WORK REQUIRED
Lines containing the word "brand" are to be located and copied.

Extracted records
>> BEGIN

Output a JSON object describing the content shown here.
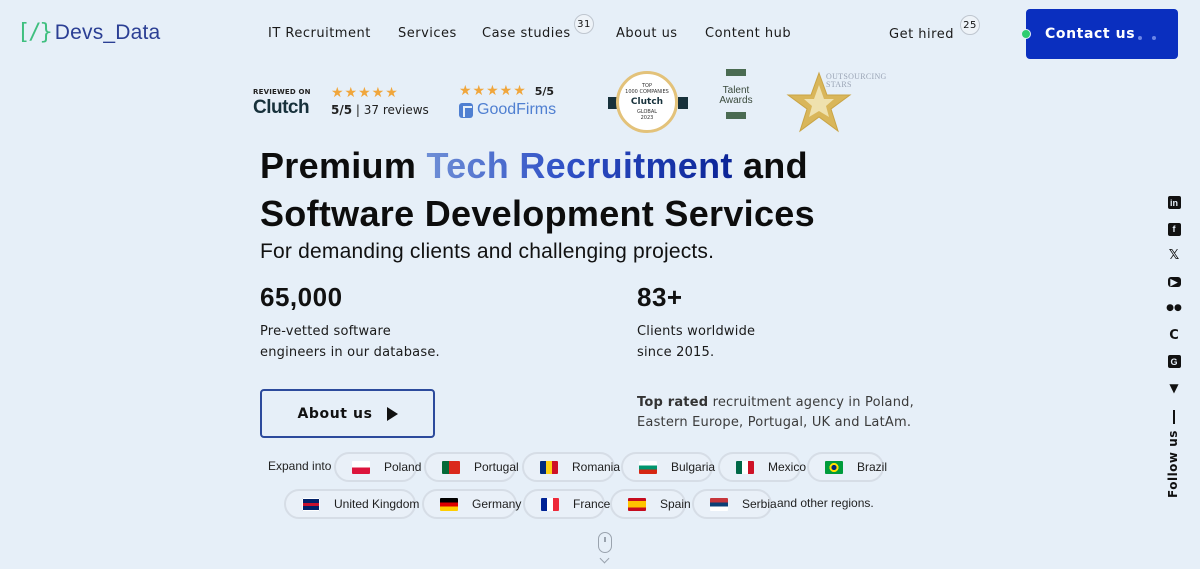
{
  "header": {
    "logo_mark": "[/}",
    "logo_text": "Devs_Data",
    "nav": [
      {
        "label": "IT Recruitment"
      },
      {
        "label": "Services"
      },
      {
        "label": "Case studies",
        "badge": "31"
      },
      {
        "label": "About us"
      },
      {
        "label": "Content hub"
      }
    ],
    "get_hired": {
      "label": "Get hired",
      "badge": "25"
    },
    "contact_label": "Contact us"
  },
  "reviews": {
    "clutch": {
      "reviewed_on": "REVIEWED ON",
      "brand": "Clutch",
      "stars": "★★★★★",
      "score": "5/5",
      "count_text": "| 37 reviews"
    },
    "goodfirms": {
      "stars": "★★★★★",
      "score": "5/5",
      "brand": "GoodFirms"
    },
    "awards": {
      "clutch_top": {
        "line1": "TOP",
        "line2": "1000 COMPANIES",
        "brand": "Clutch",
        "line3": "GLOBAL",
        "year": "2023"
      },
      "talent": {
        "line1": "Talent",
        "line2": "Awards"
      },
      "outsourcing": {
        "line1": "OUTSOURCING",
        "line2": "STARS"
      }
    }
  },
  "hero": {
    "title_part1": "Premium ",
    "title_highlight": "Tech Recruitment",
    "title_part2": " and",
    "title_bold": "Software Development",
    "title_part3": " Services",
    "subtitle": "For demanding clients and challenging projects.",
    "stats": [
      {
        "value": "65,000",
        "line1": "Pre-vetted software",
        "line2": "engineers in our database."
      },
      {
        "value": "83+",
        "line1": "Clients worldwide",
        "line2": "since 2015."
      }
    ],
    "about_button": "About us",
    "top_rated_bold": "Top rated",
    "top_rated_line1": " recruitment agency in Poland,",
    "top_rated_line2": "Eastern Europe, Portugal, UK and LatAm."
  },
  "countries": {
    "label": "Expand into",
    "items": [
      {
        "name": "Poland"
      },
      {
        "name": "Portugal"
      },
      {
        "name": "Romania"
      },
      {
        "name": "Bulgaria"
      },
      {
        "name": "Mexico"
      },
      {
        "name": "Brazil"
      },
      {
        "name": "United Kingdom"
      },
      {
        "name": "Germany"
      },
      {
        "name": "France"
      },
      {
        "name": "Spain"
      },
      {
        "name": "Serbia"
      }
    ],
    "other": "and other regions."
  },
  "social": {
    "icons": [
      "linkedin-icon",
      "facebook-icon",
      "x-icon",
      "youtube-icon",
      "medium-icon",
      "clutch-icon",
      "goodfirms-icon",
      "vue-icon"
    ],
    "follow_label": "Follow us"
  },
  "colors": {
    "background": "#e6eff8",
    "accent": "#0a2fbf",
    "online_dot": "#2ecc71",
    "star": "#f0a63c",
    "logo_green": "#3fbf7f",
    "logo_blue": "#2b3f94"
  }
}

>> END

RESULT OF THE EXERCISE
      "brand": "Clutch",
      "brand": "GoodFirms"
        "brand": "Clutch",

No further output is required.